*REQUIRED TASK*
Would you retype all of these records exactly?

☆ ☆ ☆

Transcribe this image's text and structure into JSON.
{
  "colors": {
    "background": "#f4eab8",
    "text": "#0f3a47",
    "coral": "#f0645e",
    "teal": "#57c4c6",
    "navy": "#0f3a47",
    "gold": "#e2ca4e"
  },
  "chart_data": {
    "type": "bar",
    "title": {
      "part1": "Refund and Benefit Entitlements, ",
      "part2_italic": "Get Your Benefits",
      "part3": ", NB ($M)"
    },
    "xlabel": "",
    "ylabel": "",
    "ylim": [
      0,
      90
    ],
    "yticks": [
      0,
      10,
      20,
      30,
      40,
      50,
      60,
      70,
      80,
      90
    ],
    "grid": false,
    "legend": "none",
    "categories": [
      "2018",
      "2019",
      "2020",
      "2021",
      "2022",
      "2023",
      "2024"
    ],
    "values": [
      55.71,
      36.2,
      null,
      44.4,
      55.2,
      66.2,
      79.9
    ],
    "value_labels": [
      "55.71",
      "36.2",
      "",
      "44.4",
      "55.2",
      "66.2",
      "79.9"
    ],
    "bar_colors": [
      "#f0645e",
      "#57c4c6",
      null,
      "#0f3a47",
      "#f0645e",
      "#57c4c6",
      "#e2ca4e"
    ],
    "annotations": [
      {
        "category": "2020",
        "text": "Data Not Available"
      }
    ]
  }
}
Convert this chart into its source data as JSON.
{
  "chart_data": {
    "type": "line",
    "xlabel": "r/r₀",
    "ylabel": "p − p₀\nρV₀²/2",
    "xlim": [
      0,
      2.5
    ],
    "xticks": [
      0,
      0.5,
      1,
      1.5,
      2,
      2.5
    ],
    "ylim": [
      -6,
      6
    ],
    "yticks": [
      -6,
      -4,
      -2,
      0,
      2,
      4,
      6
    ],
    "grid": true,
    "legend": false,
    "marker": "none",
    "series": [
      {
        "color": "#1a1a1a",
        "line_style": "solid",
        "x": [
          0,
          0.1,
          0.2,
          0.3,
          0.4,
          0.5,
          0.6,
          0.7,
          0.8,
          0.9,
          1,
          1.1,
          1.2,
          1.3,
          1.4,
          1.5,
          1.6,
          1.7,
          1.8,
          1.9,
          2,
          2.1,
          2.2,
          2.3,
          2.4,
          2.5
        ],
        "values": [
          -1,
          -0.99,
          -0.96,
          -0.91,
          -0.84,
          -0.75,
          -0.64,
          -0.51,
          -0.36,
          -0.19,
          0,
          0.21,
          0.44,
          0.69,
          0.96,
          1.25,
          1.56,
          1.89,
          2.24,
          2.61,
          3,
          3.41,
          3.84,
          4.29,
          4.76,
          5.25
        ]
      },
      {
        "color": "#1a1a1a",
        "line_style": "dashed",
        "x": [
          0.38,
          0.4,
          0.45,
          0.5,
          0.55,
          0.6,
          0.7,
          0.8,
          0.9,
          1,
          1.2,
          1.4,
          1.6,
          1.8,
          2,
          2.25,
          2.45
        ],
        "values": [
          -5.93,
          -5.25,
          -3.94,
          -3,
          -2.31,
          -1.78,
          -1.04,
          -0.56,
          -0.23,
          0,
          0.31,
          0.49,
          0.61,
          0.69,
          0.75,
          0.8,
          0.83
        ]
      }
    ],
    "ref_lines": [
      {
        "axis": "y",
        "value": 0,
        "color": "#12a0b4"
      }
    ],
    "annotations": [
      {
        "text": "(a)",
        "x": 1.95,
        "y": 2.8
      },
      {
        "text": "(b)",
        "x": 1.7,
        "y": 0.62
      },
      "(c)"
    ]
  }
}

☆ ☆ ☆

*OUTPUT FOR THIS TASK*
Transcribe this image's text and structure into JSON.
{
  "colors": {
    "background": "#f4eab8",
    "text": "#0f3a47",
    "coral": "#f0645e",
    "teal": "#57c4c6",
    "navy": "#0f3a47",
    "gold": "#e2ca4e"
  },
  "chart_data": {
    "type": "bar",
    "title": {
      "part1": "Refund and Benefit Entitlements, ",
      "part2_italic": "Get Your Benefits",
      "part3": ", NB ($M)"
    },
    "xlabel": "",
    "ylabel": "",
    "ylim": [
      0,
      90
    ],
    "yticks": [
      0,
      10,
      20,
      30,
      40,
      50,
      60,
      70,
      80,
      90
    ],
    "grid": false,
    "legend": "none",
    "categories": [
      "2018",
      "2019",
      "2020",
      "2021",
      "2022",
      "2023",
      "2024"
    ],
    "values": [
      55.71,
      36.2,
      null,
      44.4,
      55.2,
      66.2,
      79.9
    ],
    "value_labels": [
      "55.71",
      "36.2",
      "",
      "44.4",
      "55.2",
      "66.2",
      "79.9"
    ],
    "bar_colors": [
      "#f0645e",
      "#57c4c6",
      null,
      "#0f3a47",
      "#f0645e",
      "#57c4c6",
      "#e2ca4e"
    ],
    "annotations": [
      {
        "category": "2020",
        "text": "Data Not Available"
      }
    ]
  }
}
Convert this chart into its source data as JSON.
{
  "chart_data": {
    "type": "line",
    "xlabel": "r/r₀",
    "ylabel": "p − p₀\nρV₀²/2",
    "xlim": [
      0,
      2.5
    ],
    "xticks": [
      0,
      0.5,
      1,
      1.5,
      2,
      2.5
    ],
    "ylim": [
      -6,
      6
    ],
    "yticks": [
      -6,
      -4,
      -2,
      0,
      2,
      4,
      6
    ],
    "grid": true,
    "legend": false,
    "marker": "none",
    "series": [
      {
        "color": "#1a1a1a",
        "line_style": "solid",
        "x": [
          0,
          0.1,
          0.2,
          0.3,
          0.4,
          0.5,
          0.6,
          0.7,
          0.8,
          0.9,
          1,
          1.1,
          1.2,
          1.3,
          1.4,
          1.5,
          1.6,
          1.7,
          1.8,
          1.9,
          2,
          2.1,
          2.2,
          2.3,
          2.4,
          2.5
        ],
        "values": [
          -1,
          -0.99,
          -0.96,
          -0.91,
          -0.84,
          -0.75,
          -0.64,
          -0.51,
          -0.36,
          -0.19,
          0,
          0.21,
          0.44,
          0.69,
          0.96,
          1.25,
          1.56,
          1.89,
          2.24,
          2.61,
          3,
          3.41,
          3.84,
          4.29,
          4.76,
          5.25
        ]
      },
      {
        "color": "#1a1a1a",
        "line_style": "dashed",
        "x": [
          0.38,
          0.4,
          0.45,
          0.5,
          0.55,
          0.6,
          0.7,
          0.8,
          0.9,
          1,
          1.2,
          1.4,
          1.6,
          1.8,
          2,
          2.25,
          2.45
        ],
        "values": [
          -5.93,
          -5.25,
          -3.94,
          -3,
          -2.31,
          -1.78,
          -1.04,
          -0.56,
          -0.23,
          0,
          0.31,
          0.49,
          0.61,
          0.69,
          0.75,
          0.8,
          0.83
        ]
      }
    ],
    "ref_lines": [
      {
        "axis": "y",
        "value": 0,
        "color": "#12a0b4"
      }
    ],
    "annotations": [
      {
        "text": "(a)",
        "x": 1.95,
        "y": 2.8
      },
      {
        "text": "(b)",
        "x": 1.7,
        "y": 0.62
      },
      "(c)"
    ]
  }
}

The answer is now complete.